_Directions_:
Copy the listing below line for line, with no changes.

_Material for this task_:
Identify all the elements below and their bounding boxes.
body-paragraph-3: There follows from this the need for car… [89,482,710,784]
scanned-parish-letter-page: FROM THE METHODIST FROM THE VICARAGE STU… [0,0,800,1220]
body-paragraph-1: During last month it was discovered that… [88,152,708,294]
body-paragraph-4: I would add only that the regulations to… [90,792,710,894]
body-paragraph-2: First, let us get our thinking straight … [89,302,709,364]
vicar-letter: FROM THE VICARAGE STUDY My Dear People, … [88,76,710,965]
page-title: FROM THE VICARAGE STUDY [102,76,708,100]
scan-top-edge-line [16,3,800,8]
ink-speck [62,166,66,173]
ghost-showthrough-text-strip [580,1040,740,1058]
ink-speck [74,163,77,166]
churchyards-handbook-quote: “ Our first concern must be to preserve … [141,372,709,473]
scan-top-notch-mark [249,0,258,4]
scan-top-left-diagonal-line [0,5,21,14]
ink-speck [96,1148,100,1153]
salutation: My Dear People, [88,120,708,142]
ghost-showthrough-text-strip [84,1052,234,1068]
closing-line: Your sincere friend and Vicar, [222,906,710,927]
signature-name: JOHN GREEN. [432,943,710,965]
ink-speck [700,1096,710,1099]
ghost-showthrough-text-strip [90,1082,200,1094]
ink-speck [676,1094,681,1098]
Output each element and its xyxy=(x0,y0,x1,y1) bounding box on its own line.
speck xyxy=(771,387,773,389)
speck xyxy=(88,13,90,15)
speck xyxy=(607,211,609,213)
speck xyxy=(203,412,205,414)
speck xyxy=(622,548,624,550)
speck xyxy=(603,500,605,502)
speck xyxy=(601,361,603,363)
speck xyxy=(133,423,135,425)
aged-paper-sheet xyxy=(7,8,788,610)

_The completed task_:
Identify all the elements below and their bounding boxes.
body-paragraph-3: There follows from this the need for car… [89,482,710,784]
scanned-parish-letter-page: FROM THE METHODIST FROM THE VICARAGE STU… [0,0,800,1220]
body-paragraph-1: During last month it was discovered that… [88,152,708,294]
body-paragraph-4: I would add only that the regulations to… [90,792,710,894]
body-paragraph-2: First, let us get our thinking straight … [89,302,709,364]
vicar-letter: FROM THE VICARAGE STUDY My Dear People, … [88,76,710,965]
page-title: FROM THE VICARAGE STUDY [102,76,708,100]
scan-top-edge-line [16,3,800,8]
ink-speck [62,166,66,173]
ghost-showthrough-text-strip [580,1040,740,1058]
ink-speck [74,163,77,166]
churchyards-handbook-quote: “ Our first concern must be to preserve … [141,372,709,473]
scan-top-notch-mark [249,0,258,4]
scan-top-left-diagonal-line [0,5,21,14]
ink-speck [96,1148,100,1153]
salutation: My Dear People, [88,120,708,142]
ghost-showthrough-text-strip [84,1052,234,1068]
closing-line: Your sincere friend and Vicar, [222,906,710,927]
signature-name: JOHN GREEN. [432,943,710,965]
ink-speck [700,1096,710,1099]
ghost-showthrough-text-strip [90,1082,200,1094]
ink-speck [676,1094,681,1098]
Output each element and its xyxy=(x0,y0,x1,y1) bounding box on its own line.
speck xyxy=(771,387,773,389)
speck xyxy=(88,13,90,15)
speck xyxy=(607,211,609,213)
speck xyxy=(203,412,205,414)
speck xyxy=(622,548,624,550)
speck xyxy=(603,500,605,502)
speck xyxy=(601,361,603,363)
speck xyxy=(133,423,135,425)
aged-paper-sheet xyxy=(7,8,788,610)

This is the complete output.